[Extract provided]
Let’s run Hadoop with its own user and user group.

pandian@kunthi:~$ sudo groupadd -g 599 hadoop
pandian@kunthi:~$ sudo useradd -u 599 -g 599 hadoop

Directory structure

Let’s create the directory structure

pandian@kunthi:~$ sudo mkdir -p /var/lib/hadoop/journaldata
pandian@kunthi:~$ sudo chown hadoop:hadoop -R /var/lib/hadoop/journaldata

User access and sudo privilage

We are still doing linux tasks. We haven’t touched Hadoop part yet.

pandian@kunthi:~$ sudo passwd hadoop
Enter new UNIX password:
Retype new UNIX password:
passwd: password updated successfully
pandian@kunthi:/opt/software/hadoop$ sudo su
root@kunthi:/home/pandian# cp /etc/sudoers /etc/sudoers.20160820
root@kunthi:~# vi /etc/sudoers

I made the highlighted change.

[Provided material]
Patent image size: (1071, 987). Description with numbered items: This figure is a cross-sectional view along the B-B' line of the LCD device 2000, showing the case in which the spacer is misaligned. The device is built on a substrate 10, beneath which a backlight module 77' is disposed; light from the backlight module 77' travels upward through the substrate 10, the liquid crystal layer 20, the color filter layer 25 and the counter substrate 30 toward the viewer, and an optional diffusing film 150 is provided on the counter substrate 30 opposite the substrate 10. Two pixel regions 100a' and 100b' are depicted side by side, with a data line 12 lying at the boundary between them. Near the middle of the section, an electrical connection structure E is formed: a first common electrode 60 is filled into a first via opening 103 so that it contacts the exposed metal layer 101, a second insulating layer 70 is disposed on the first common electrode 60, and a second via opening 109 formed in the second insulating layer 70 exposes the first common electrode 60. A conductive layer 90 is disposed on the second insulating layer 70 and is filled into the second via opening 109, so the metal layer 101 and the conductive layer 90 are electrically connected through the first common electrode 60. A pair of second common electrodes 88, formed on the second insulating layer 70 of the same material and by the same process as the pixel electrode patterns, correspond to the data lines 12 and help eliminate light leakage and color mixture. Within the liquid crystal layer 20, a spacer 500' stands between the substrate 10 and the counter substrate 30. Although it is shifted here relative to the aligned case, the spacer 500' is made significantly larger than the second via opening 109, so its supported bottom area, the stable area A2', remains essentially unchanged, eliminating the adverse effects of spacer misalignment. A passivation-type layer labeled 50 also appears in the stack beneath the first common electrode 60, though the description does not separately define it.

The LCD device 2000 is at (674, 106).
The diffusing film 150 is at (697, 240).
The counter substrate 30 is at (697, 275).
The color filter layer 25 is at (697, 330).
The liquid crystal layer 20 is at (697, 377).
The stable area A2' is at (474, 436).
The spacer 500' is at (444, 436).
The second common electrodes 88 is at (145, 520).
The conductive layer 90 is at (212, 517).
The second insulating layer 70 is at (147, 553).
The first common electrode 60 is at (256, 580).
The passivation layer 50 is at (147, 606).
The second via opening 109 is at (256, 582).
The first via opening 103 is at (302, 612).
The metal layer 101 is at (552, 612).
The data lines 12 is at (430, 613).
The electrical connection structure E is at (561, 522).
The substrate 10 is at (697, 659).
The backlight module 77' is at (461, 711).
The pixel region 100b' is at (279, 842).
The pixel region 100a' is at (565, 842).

[Problems to solve]
[1] Echo the Hadoop setup excerpt word for word, starting at "Let’s create the" and ending at "Hadoop part yet.".
[2] In the Hadoop setup excerpt, what file is /etc/sudoers copied to before it is edited?
The lines come from a separate source, not from the Hadoop setup excerpt.

[Solutions to the exercise]
[1]
Let’s create the directory structure

pandian@kunthi:~$ sudo mkdir -p /var/lib/hadoop/journaldata
pandian@kunthi:~$ sudo chown hadoop:hadoop -R /var/lib/hadoop/journaldata

User access and sudo privilage

We are still doing linux tasks. We haven’t touched Hadoop part yet.

[2] /etc/sudoers.20160820